*TO DO*. All the records that follow need to be reproduced exactly. Omit the images.

Figure dataset records
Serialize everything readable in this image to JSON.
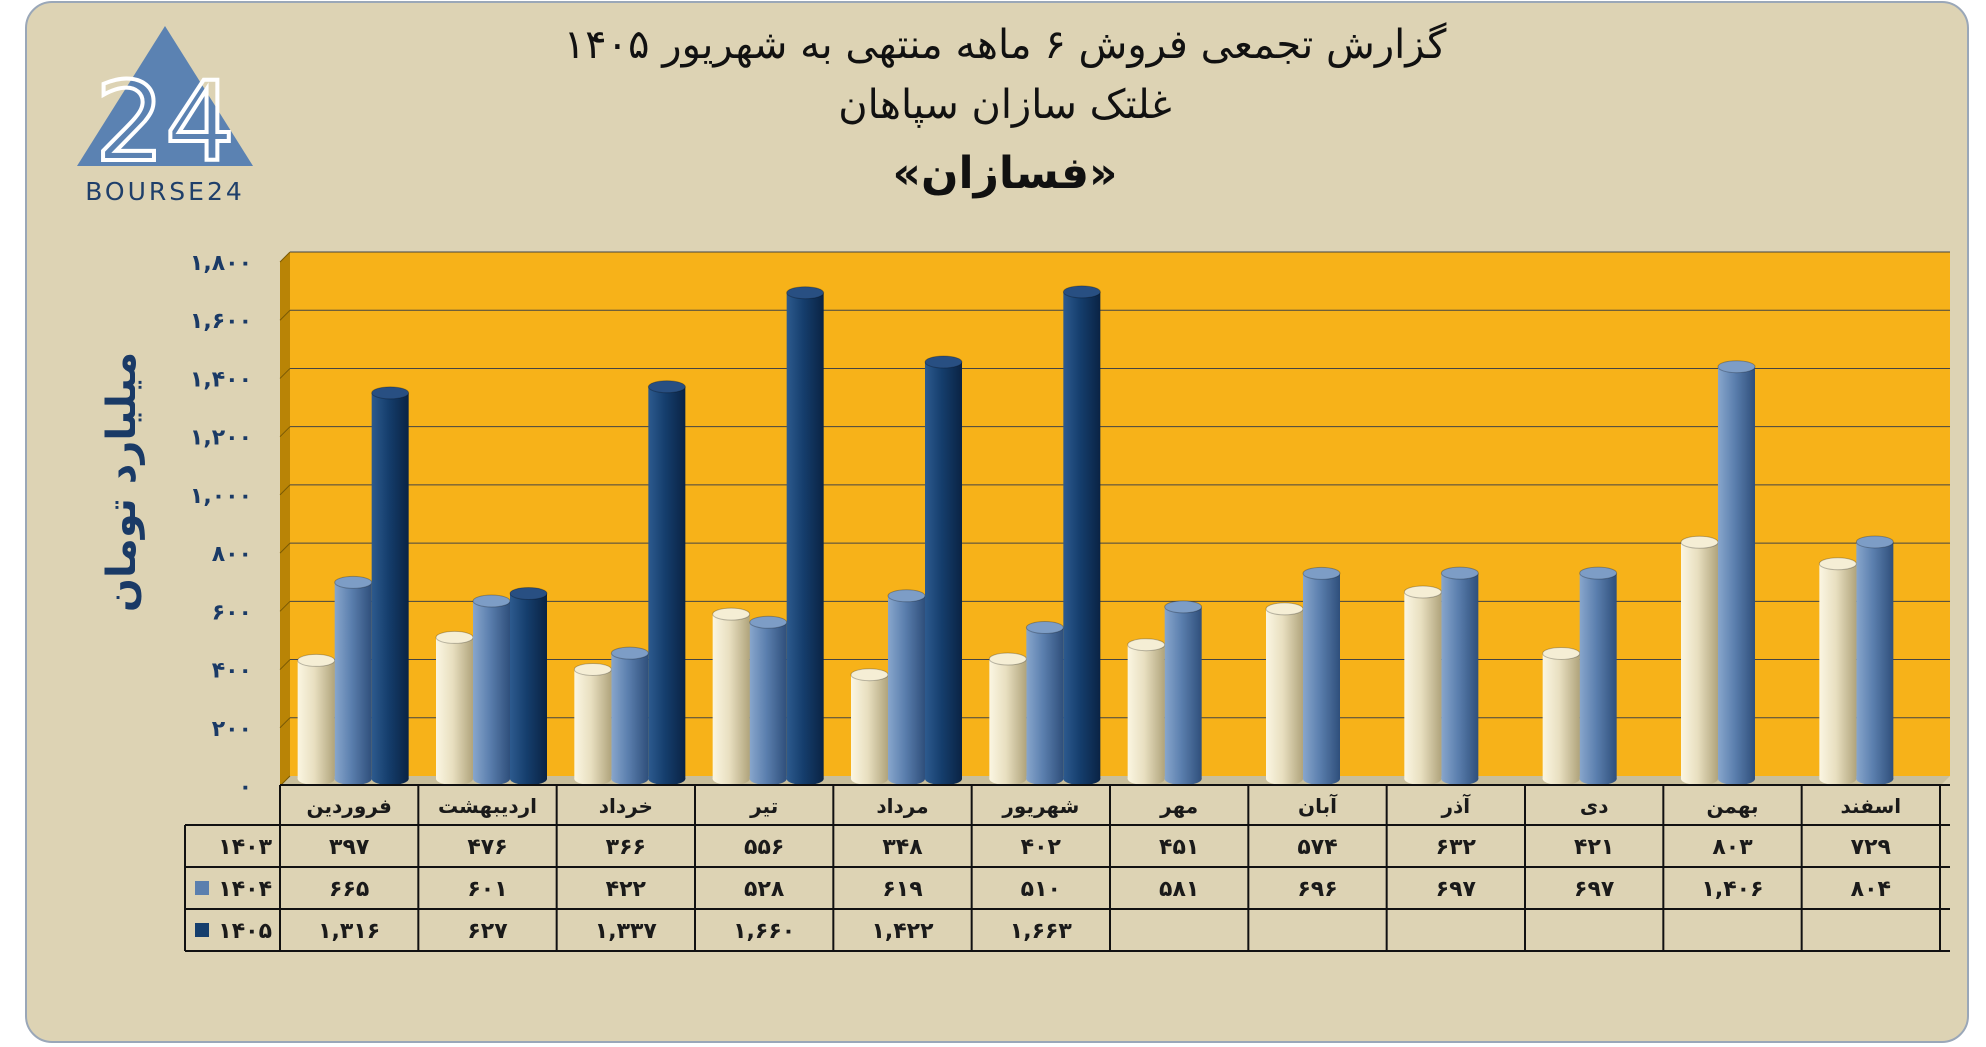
{
  "header": {
    "title_line1": "گزارش تجمعی فروش ۶ ماهه منتهی به شهریور ۱۴۰۵",
    "title_line2": "غلتک سازان سپاهان",
    "title_line3": "«فسازان»"
  },
  "logo": {
    "mark": "24",
    "text": "BOURSE24"
  },
  "colors": {
    "background": "#ddd3b4",
    "plot": "#f7b219",
    "series_1403": "#e8dfc0",
    "series_1404": "#5b7fae",
    "series_1405": "#153e6d"
  },
  "chart_data": {
    "type": "bar",
    "ylabel": "میلیارد تومان",
    "ylim": [
      0,
      1800
    ],
    "ytick_labels": [
      "۰",
      "۲۰۰",
      "۴۰۰",
      "۶۰۰",
      "۸۰۰",
      "۱,۰۰۰",
      "۱,۲۰۰",
      "۱,۴۰۰",
      "۱,۶۰۰",
      "۱,۸۰۰"
    ],
    "ytick_values": [
      0,
      200,
      400,
      600,
      800,
      1000,
      1200,
      1400,
      1600,
      1800
    ],
    "categories": [
      "فروردین",
      "اردیبهشت",
      "خرداد",
      "تیر",
      "مرداد",
      "شهریور",
      "مهر",
      "آبان",
      "آذر",
      "دی",
      "بهمن",
      "اسفند"
    ],
    "series": [
      {
        "name": "۱۴۰۳",
        "values": [
          397,
          476,
          366,
          556,
          348,
          402,
          451,
          574,
          632,
          421,
          803,
          729
        ],
        "labels": [
          "۳۹۷",
          "۴۷۶",
          "۳۶۶",
          "۵۵۶",
          "۳۴۸",
          "۴۰۲",
          "۴۵۱",
          "۵۷۴",
          "۶۳۲",
          "۴۲۱",
          "۸۰۳",
          "۷۲۹"
        ]
      },
      {
        "name": "۱۴۰۴",
        "values": [
          665,
          601,
          422,
          528,
          619,
          510,
          581,
          696,
          697,
          697,
          1406,
          804
        ],
        "labels": [
          "۶۶۵",
          "۶۰۱",
          "۴۲۲",
          "۵۲۸",
          "۶۱۹",
          "۵۱۰",
          "۵۸۱",
          "۶۹۶",
          "۶۹۷",
          "۶۹۷",
          "۱,۴۰۶",
          "۸۰۴"
        ]
      },
      {
        "name": "۱۴۰۵",
        "values": [
          1316,
          627,
          1337,
          1660,
          1422,
          1663,
          null,
          null,
          null,
          null,
          null,
          null
        ],
        "labels": [
          "۱,۳۱۶",
          "۶۲۷",
          "۱,۳۳۷",
          "۱,۶۶۰",
          "۱,۴۲۲",
          "۱,۶۶۳",
          "",
          "",
          "",
          "",
          "",
          ""
        ]
      }
    ],
    "grid": true,
    "legend": "data-table"
  }
}
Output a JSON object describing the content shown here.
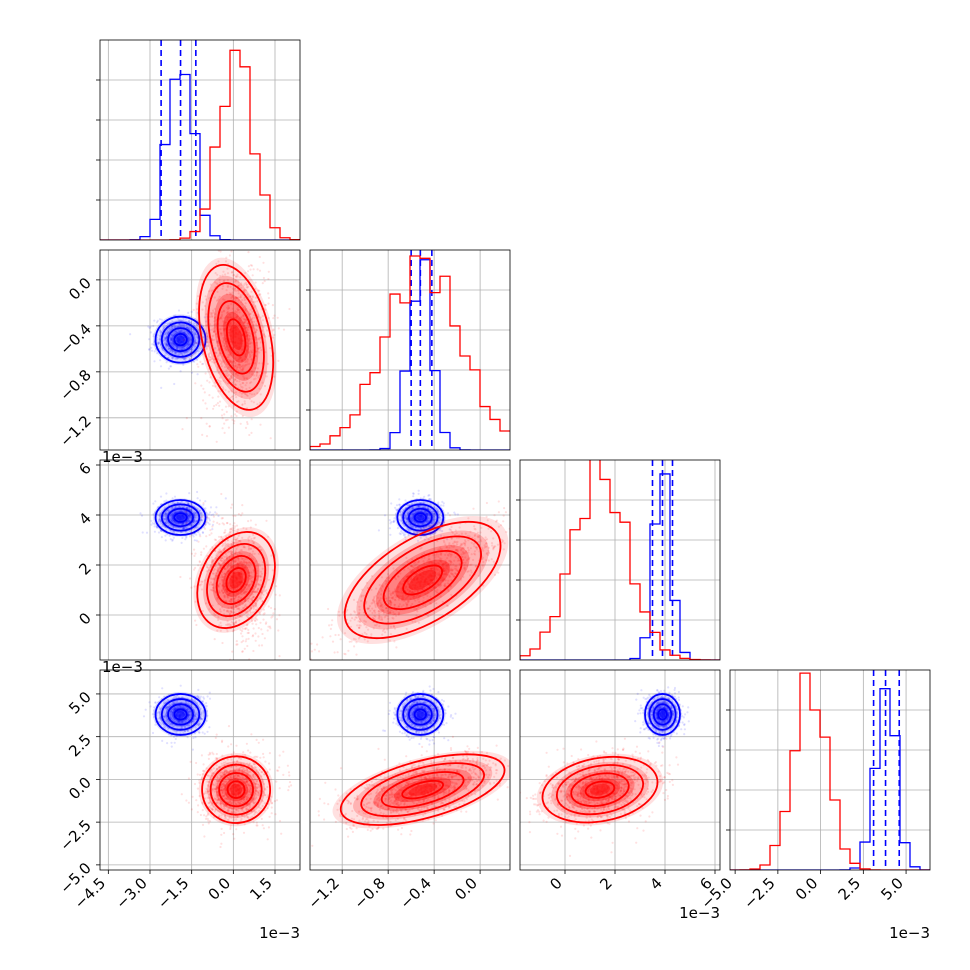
{
  "chart_data": {
    "type": "corner",
    "grid": true,
    "axis_offset_label": "1e−3",
    "colors": {
      "series_a": "#0000ff",
      "series_b": "#ff0000"
    },
    "parameters": [
      {
        "range": [
          -0.0048,
          0.0024
        ],
        "ticks": [
          -0.0045,
          -0.003,
          -0.0015,
          0.0,
          0.0015
        ],
        "tick_labels": [
          "−4.5",
          "−3.0",
          "−1.5",
          "0.0",
          "1.5"
        ]
      },
      {
        "range": [
          -0.00148,
          0.00026
        ],
        "ticks": [
          -0.0012,
          -0.0008,
          -0.0004,
          0.0
        ],
        "tick_labels": [
          "−1.2",
          "−0.8",
          "−0.4",
          "0.0"
        ]
      },
      {
        "range": [
          -0.0018,
          0.0062
        ],
        "ticks": [
          0.0,
          0.002,
          0.004,
          0.006
        ],
        "tick_labels": [
          "0",
          "2",
          "4",
          "6"
        ]
      },
      {
        "range": [
          -0.0053,
          0.0064
        ],
        "ticks": [
          -0.005,
          -0.0025,
          0.0,
          0.0025,
          0.005
        ],
        "tick_labels": [
          "−5.0",
          "−2.5",
          "0.0",
          "2.5",
          "5.0"
        ]
      }
    ],
    "series": [
      {
        "color": "#0000ff",
        "means": [
          -0.0019,
          -0.00052,
          0.0039,
          0.0038
        ],
        "sds": [
          0.00045,
          0.0001,
          0.00035,
          0.0006
        ],
        "quantiles": [
          [
            -0.0026,
            -0.0019,
            -0.00135
          ],
          [
            -0.0006,
            -0.00052,
            -0.00042
          ],
          [
            0.0035,
            0.0039,
            0.0043
          ],
          [
            0.0031,
            0.0038,
            0.0046
          ]
        ]
      },
      {
        "color": "#ff0000",
        "means": [
          0.0001,
          -0.0005,
          0.0014,
          -0.0006
        ],
        "sds": [
          0.0006,
          0.00033,
          0.0011,
          0.001
        ]
      }
    ]
  }
}
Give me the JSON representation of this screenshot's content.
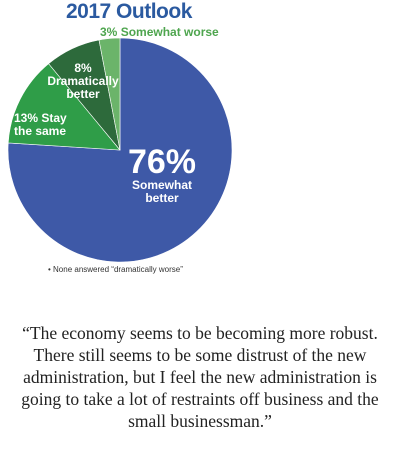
{
  "chart_data": {
    "type": "pie",
    "title": "2017 Outlook",
    "categories": [
      "Somewhat better",
      "Stay the same",
      "Dramatically better",
      "Somewhat worse"
    ],
    "values": [
      76,
      13,
      8,
      3
    ],
    "value_labels": [
      "76%",
      "13%",
      "8%",
      "3%"
    ],
    "colors": [
      "#3e59a7",
      "#2f9d48",
      "#2d6a3b",
      "#6bb46a"
    ],
    "footnote": "• None answered “dramatically worse”"
  },
  "quote": "“The economy seems to be becoming more robust. There still seems to be some distrust of the new administration, but I feel the new administration is going to take a lot of restraints off business and the small businessman.”"
}
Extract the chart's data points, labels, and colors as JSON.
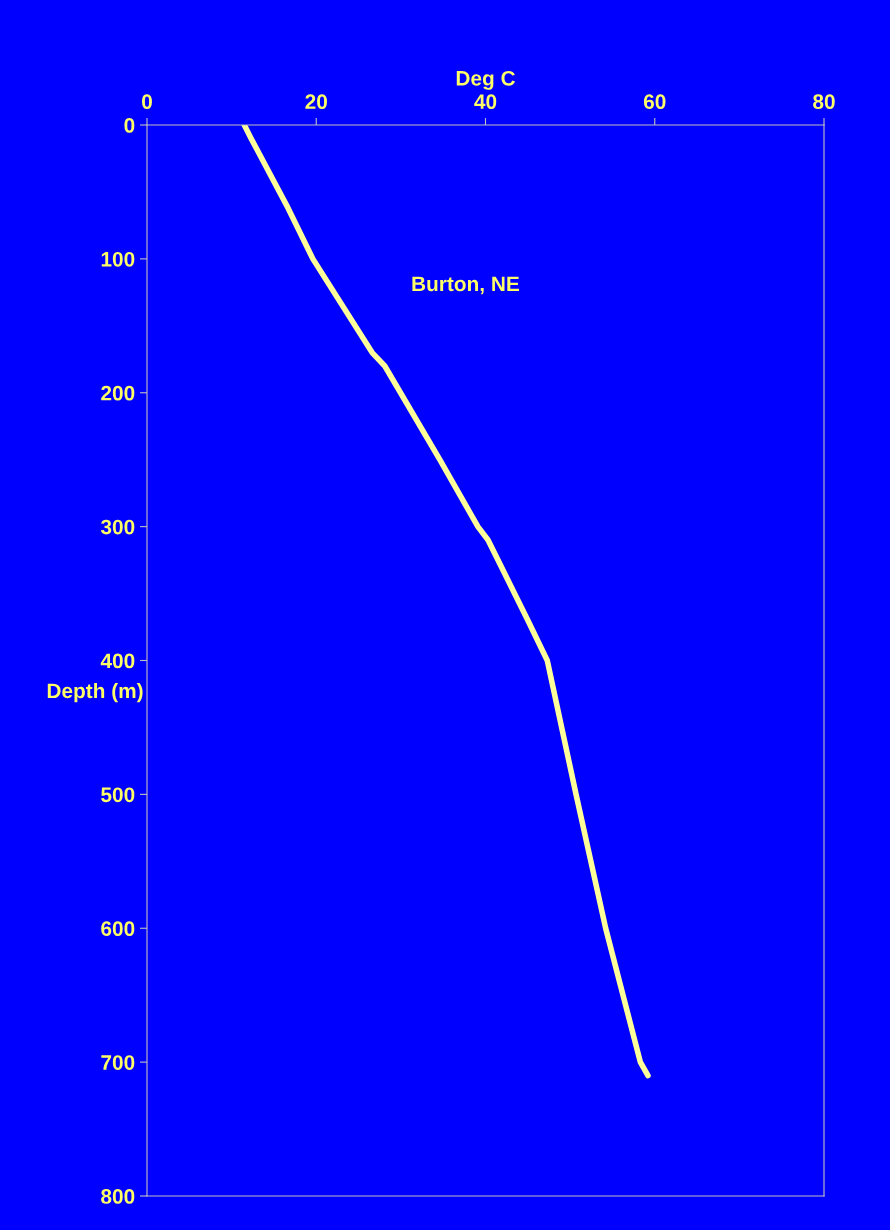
{
  "chart_data": {
    "type": "line",
    "xlabel": "Deg C",
    "ylabel": "Depth (m)",
    "annotations": [
      "Burton, NE"
    ],
    "x": [
      11.5,
      12.3,
      16.5,
      19.6,
      26.6,
      28.1,
      34.6,
      39.1,
      40.3,
      45.0,
      47.3,
      50.7,
      54.2,
      58.3,
      59.2
    ],
    "series": [
      {
        "color": "#ffff99",
        "values": [
          0,
          10,
          60,
          100,
          170,
          180,
          250,
          300,
          310,
          370,
          400,
          500,
          600,
          700,
          710
        ]
      }
    ],
    "xlim": [
      0,
      80
    ],
    "xticks": [
      0,
      20,
      40,
      60,
      80
    ],
    "ylim": [
      800,
      0
    ],
    "yticks": [
      0,
      100,
      200,
      300,
      400,
      500,
      600,
      700,
      800
    ],
    "grid": false,
    "legend": false,
    "marker": "none",
    "line_style": "solid"
  }
}
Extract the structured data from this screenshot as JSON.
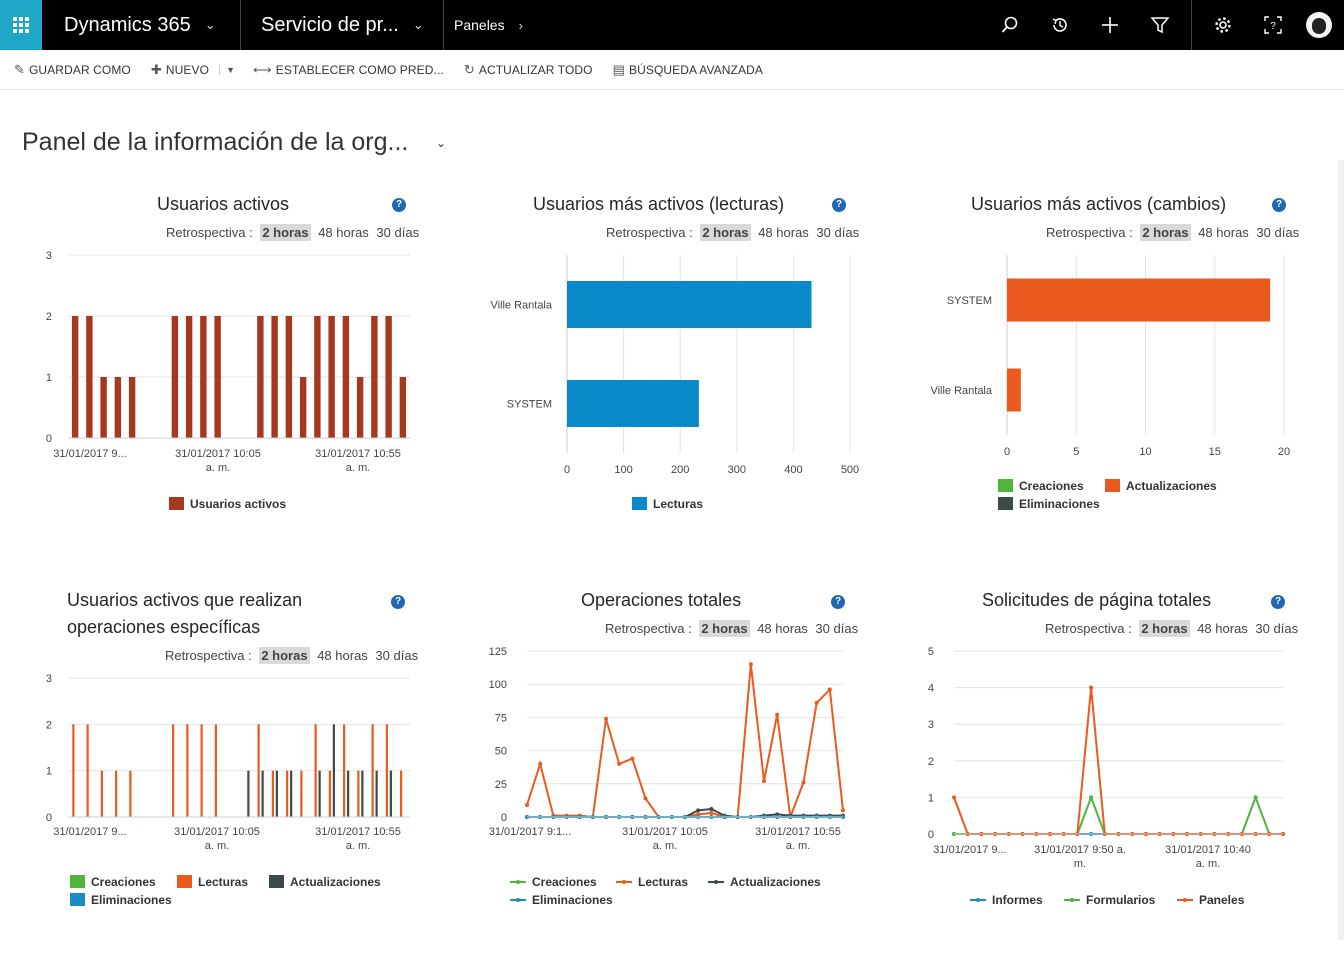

*EXERCISE RESPONSE*.
Serialize everything readable in this image to JSON.
{
  "header": {
    "title_line1": "گزارش تجمعی فروش ۶ ماهه منتهی به شهریور ۱۴۰۵",
    "title_line2": "غلتک سازان سپاهان",
    "title_line3": "«فسازان»"
  },
  "logo": {
    "mark": "24",
    "text": "BOURSE24"
  },
  "colors": {
    "background": "#ddd3b4",
    "plot": "#f7b219",
    "series_1403": "#e8dfc0",
    "series_1404": "#5b7fae",
    "series_1405": "#153e6d"
  },
  "chart_data": {
    "type": "bar",
    "ylabel": "میلیارد تومان",
    "ylim": [
      0,
      1800
    ],
    "ytick_labels": [
      "۰",
      "۲۰۰",
      "۴۰۰",
      "۶۰۰",
      "۸۰۰",
      "۱,۰۰۰",
      "۱,۲۰۰",
      "۱,۴۰۰",
      "۱,۶۰۰",
      "۱,۸۰۰"
    ],
    "ytick_values": [
      0,
      200,
      400,
      600,
      800,
      1000,
      1200,
      1400,
      1600,
      1800
    ],
    "categories": [
      "فروردین",
      "اردیبهشت",
      "خرداد",
      "تیر",
      "مرداد",
      "شهریور",
      "مهر",
      "آبان",
      "آذر",
      "دی",
      "بهمن",
      "اسفند"
    ],
    "series": [
      {
        "name": "۱۴۰۳",
        "values": [
          397,
          476,
          366,
          556,
          348,
          402,
          451,
          574,
          632,
          421,
          803,
          729
        ],
        "labels": [
          "۳۹۷",
          "۴۷۶",
          "۳۶۶",
          "۵۵۶",
          "۳۴۸",
          "۴۰۲",
          "۴۵۱",
          "۵۷۴",
          "۶۳۲",
          "۴۲۱",
          "۸۰۳",
          "۷۲۹"
        ]
      },
      {
        "name": "۱۴۰۴",
        "values": [
          665,
          601,
          422,
          528,
          619,
          510,
          581,
          696,
          697,
          697,
          1406,
          804
        ],
        "labels": [
          "۶۶۵",
          "۶۰۱",
          "۴۲۲",
          "۵۲۸",
          "۶۱۹",
          "۵۱۰",
          "۵۸۱",
          "۶۹۶",
          "۶۹۷",
          "۶۹۷",
          "۱,۴۰۶",
          "۸۰۴"
        ]
      },
      {
        "name": "۱۴۰۵",
        "values": [
          1316,
          627,
          1337,
          1660,
          1422,
          1663,
          null,
          null,
          null,
          null,
          null,
          null
        ],
        "labels": [
          "۱,۳۱۶",
          "۶۲۷",
          "۱,۳۳۷",
          "۱,۶۶۰",
          "۱,۴۲۲",
          "۱,۶۶۳",
          "",
          "",
          "",
          "",
          "",
          ""
        ]
      }
    ],
    "grid": true,
    "legend": "data-table"
  }
}
Output a JSON object describing the content shown here.
{
  "chart_data": {
    "type": "corner",
    "grid": true,
    "axis_offset_label": "1e−3",
    "colors": {
      "series_a": "#0000ff",
      "series_b": "#ff0000"
    },
    "parameters": [
      {
        "range": [
          -0.0048,
          0.0024
        ],
        "ticks": [
          -0.0045,
          -0.003,
          -0.0015,
          0.0,
          0.0015
        ],
        "tick_labels": [
          "−4.5",
          "−3.0",
          "−1.5",
          "0.0",
          "1.5"
        ]
      },
      {
        "range": [
          -0.00148,
          0.00026
        ],
        "ticks": [
          -0.0012,
          -0.0008,
          -0.0004,
          0.0
        ],
        "tick_labels": [
          "−1.2",
          "−0.8",
          "−0.4",
          "0.0"
        ]
      },
      {
        "range": [
          -0.0018,
          0.0062
        ],
        "ticks": [
          0.0,
          0.002,
          0.004,
          0.006
        ],
        "tick_labels": [
          "0",
          "2",
          "4",
          "6"
        ]
      },
      {
        "range": [
          -0.0053,
          0.0064
        ],
        "ticks": [
          -0.005,
          -0.0025,
          0.0,
          0.0025,
          0.005
        ],
        "tick_labels": [
          "−5.0",
          "−2.5",
          "0.0",
          "2.5",
          "5.0"
        ]
      }
    ],
    "series": [
      {
        "color": "#0000ff",
        "means": [
          -0.0019,
          -0.00052,
          0.0039,
          0.0038
        ],
        "sds": [
          0.00045,
          0.0001,
          0.00035,
          0.0006
        ],
        "quantiles": [
          [
            -0.0026,
            -0.0019,
            -0.00135
          ],
          [
            -0.0006,
            -0.00052,
            -0.00042
          ],
          [
            0.0035,
            0.0039,
            0.0043
          ],
          [
            0.0031,
            0.0038,
            0.0046
          ]
        ]
      },
      {
        "color": "#ff0000",
        "means": [
          0.0001,
          -0.0005,
          0.0014,
          -0.0006
        ],
        "sds": [
          0.0006,
          0.00033,
          0.0011,
          0.001
        ]
      }
    ]
  }
}
Give me the JSON representation of this screenshot's content.
{
  "chart_data": {
    "type": "pie",
    "title": "2017 Outlook",
    "categories": [
      "Somewhat better",
      "Stay the same",
      "Dramatically better",
      "Somewhat worse"
    ],
    "values": [
      76,
      13,
      8,
      3
    ],
    "value_labels": [
      "76%",
      "13%",
      "8%",
      "3%"
    ],
    "colors": [
      "#3e59a7",
      "#2f9d48",
      "#2d6a3b",
      "#6bb46a"
    ],
    "footnote": "• None answered “dramatically worse”"
  },
  "quote": "“The economy seems to be becoming more robust. There still seems to be some distrust of the new administration, but I feel the new administration is going to take a lot of restraints off business and the small businessman.”"
}
Extract the chart's data points, labels, and colors as JSON.
{
  "chart_data": {
    "type": "line",
    "xlabel": "Deg C",
    "ylabel": "Depth (m)",
    "annotations": [
      "Burton, NE"
    ],
    "x": [
      11.5,
      12.3,
      16.5,
      19.6,
      26.6,
      28.1,
      34.6,
      39.1,
      40.3,
      45.0,
      47.3,
      50.7,
      54.2,
      58.3,
      59.2
    ],
    "series": [
      {
        "color": "#ffff99",
        "values": [
          0,
          10,
          60,
          100,
          170,
          180,
          250,
          300,
          310,
          370,
          400,
          500,
          600,
          700,
          710
        ]
      }
    ],
    "xlim": [
      0,
      80
    ],
    "xticks": [
      0,
      20,
      40,
      60,
      80
    ],
    "ylim": [
      800,
      0
    ],
    "yticks": [
      0,
      100,
      200,
      300,
      400,
      500,
      600,
      700,
      800
    ],
    "grid": false,
    "legend": false,
    "marker": "none",
    "line_style": "solid"
  }
}
Extract the structured data from this screenshot as JSON.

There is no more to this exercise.